Consegna >> Per favore, ricopia alla lettera le righe dei record dall'inizio fino alla riga "- work-description: Test description: [1049, 898, 1249, 930]", inclusa.

(Record provenienti da una fonte di dati)
================

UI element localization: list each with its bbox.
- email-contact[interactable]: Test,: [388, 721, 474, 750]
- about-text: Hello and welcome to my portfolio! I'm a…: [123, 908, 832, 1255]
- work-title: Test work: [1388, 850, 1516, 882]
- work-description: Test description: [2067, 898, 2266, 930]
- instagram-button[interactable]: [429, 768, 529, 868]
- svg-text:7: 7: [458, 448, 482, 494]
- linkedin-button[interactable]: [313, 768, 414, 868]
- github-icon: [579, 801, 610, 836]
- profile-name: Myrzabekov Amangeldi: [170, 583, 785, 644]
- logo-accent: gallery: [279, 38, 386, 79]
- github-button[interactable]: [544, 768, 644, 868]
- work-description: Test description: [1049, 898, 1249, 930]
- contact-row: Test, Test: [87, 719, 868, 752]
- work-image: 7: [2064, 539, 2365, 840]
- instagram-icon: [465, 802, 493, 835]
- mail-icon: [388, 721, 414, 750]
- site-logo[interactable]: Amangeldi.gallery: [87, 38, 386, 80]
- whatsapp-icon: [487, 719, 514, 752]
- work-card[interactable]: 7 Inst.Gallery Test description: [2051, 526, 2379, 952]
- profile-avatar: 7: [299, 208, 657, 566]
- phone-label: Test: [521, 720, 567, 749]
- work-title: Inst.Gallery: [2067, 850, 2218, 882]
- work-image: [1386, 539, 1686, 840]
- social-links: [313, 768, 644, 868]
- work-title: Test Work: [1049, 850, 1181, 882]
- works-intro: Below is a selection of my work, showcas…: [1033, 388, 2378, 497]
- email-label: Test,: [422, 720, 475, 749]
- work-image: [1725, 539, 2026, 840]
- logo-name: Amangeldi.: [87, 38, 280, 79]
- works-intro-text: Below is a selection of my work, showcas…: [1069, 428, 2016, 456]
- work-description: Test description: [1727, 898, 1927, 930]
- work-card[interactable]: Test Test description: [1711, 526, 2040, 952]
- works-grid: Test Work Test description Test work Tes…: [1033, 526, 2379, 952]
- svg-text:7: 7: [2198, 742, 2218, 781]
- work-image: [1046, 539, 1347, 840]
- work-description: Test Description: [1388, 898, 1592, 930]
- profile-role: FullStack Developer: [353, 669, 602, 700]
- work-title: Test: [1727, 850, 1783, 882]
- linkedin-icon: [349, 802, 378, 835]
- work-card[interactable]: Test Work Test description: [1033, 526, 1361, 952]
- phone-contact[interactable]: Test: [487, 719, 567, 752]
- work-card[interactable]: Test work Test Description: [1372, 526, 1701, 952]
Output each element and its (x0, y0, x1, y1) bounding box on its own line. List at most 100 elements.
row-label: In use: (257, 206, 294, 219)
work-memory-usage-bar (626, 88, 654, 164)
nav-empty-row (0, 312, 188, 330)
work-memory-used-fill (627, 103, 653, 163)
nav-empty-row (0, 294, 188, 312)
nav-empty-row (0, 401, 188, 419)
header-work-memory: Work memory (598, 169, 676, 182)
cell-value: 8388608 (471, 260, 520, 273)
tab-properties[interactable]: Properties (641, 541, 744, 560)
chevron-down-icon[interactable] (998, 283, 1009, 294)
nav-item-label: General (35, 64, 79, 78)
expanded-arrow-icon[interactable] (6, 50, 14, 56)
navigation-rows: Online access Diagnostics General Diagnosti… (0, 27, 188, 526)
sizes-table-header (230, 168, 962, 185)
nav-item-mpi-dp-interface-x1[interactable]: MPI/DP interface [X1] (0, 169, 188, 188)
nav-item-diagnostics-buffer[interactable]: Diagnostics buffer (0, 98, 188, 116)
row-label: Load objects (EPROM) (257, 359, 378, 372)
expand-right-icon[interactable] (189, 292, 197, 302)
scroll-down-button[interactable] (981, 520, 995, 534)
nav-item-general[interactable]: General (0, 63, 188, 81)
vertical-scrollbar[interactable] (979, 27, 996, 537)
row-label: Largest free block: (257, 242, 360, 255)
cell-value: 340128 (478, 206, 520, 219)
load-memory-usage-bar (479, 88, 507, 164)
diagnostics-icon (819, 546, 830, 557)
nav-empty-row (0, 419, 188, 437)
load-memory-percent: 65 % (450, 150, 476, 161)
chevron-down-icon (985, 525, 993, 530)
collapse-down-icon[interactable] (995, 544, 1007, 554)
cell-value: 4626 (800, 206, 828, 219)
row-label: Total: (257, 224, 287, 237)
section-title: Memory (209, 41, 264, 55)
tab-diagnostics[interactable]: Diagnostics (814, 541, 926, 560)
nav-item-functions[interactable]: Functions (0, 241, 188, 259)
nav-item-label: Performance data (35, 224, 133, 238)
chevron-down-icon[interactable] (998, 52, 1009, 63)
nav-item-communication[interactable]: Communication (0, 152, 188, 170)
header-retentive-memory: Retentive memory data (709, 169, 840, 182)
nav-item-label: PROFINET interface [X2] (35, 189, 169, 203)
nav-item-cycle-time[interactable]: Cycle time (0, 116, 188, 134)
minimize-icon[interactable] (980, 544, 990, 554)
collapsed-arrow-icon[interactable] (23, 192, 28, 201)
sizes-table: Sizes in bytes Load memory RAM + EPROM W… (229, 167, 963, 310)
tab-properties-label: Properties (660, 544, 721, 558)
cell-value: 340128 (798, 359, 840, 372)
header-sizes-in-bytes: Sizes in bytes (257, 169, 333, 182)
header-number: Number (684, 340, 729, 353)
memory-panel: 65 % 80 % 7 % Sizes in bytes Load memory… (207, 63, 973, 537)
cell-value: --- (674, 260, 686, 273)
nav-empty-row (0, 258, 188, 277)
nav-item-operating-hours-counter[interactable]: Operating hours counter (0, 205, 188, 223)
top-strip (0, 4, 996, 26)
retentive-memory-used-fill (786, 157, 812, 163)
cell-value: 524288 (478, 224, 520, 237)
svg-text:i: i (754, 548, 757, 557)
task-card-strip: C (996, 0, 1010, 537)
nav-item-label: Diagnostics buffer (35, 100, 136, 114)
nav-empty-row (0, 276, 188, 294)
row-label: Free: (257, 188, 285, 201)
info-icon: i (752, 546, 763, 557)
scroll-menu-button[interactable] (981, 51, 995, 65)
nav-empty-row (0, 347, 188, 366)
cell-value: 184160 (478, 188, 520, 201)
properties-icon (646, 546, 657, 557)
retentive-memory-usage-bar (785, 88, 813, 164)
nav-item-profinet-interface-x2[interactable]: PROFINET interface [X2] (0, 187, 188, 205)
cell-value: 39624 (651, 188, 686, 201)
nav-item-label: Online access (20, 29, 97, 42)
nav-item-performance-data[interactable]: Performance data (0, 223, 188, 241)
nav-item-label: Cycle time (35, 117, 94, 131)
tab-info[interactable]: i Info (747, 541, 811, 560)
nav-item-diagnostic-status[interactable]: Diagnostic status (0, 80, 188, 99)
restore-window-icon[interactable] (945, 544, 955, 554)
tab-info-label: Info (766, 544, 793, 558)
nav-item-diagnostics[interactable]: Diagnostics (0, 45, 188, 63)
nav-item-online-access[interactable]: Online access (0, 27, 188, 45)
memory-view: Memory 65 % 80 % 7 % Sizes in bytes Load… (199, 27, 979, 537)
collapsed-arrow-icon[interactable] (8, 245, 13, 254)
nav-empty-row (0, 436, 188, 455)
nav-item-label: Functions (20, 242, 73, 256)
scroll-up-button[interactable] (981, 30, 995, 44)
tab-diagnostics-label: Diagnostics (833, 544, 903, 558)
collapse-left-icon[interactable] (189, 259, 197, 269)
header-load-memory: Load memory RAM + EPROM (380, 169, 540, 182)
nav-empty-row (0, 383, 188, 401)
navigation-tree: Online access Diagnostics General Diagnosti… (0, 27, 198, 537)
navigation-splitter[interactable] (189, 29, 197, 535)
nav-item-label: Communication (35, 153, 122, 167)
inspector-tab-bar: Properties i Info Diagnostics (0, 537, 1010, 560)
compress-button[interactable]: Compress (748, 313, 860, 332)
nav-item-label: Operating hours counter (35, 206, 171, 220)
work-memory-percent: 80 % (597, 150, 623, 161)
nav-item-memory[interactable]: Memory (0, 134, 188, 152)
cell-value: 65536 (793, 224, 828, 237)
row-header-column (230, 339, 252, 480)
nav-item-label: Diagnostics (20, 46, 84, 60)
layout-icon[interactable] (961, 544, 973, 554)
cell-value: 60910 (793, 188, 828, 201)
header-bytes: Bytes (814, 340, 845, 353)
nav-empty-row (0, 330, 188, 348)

================

Risultato >>
UI element localization: list each with its bbox.
- email-contact[interactable]: Test,: [388, 721, 474, 750]
- about-text: Hello and welcome to my portfolio! I'm a…: [123, 908, 832, 1255]
- work-title: Test work: [1388, 850, 1516, 882]
- work-description: Test description: [2067, 898, 2266, 930]
- instagram-button[interactable]: [429, 768, 529, 868]
- svg-text:7: 7: [458, 448, 482, 494]
- linkedin-button[interactable]: [313, 768, 414, 868]
- github-icon: [579, 801, 610, 836]
- profile-name: Myrzabekov Amangeldi: [170, 583, 785, 644]
- logo-accent: gallery: [279, 38, 386, 79]
- github-button[interactable]: [544, 768, 644, 868]
- work-description: Test description: [1049, 898, 1249, 930]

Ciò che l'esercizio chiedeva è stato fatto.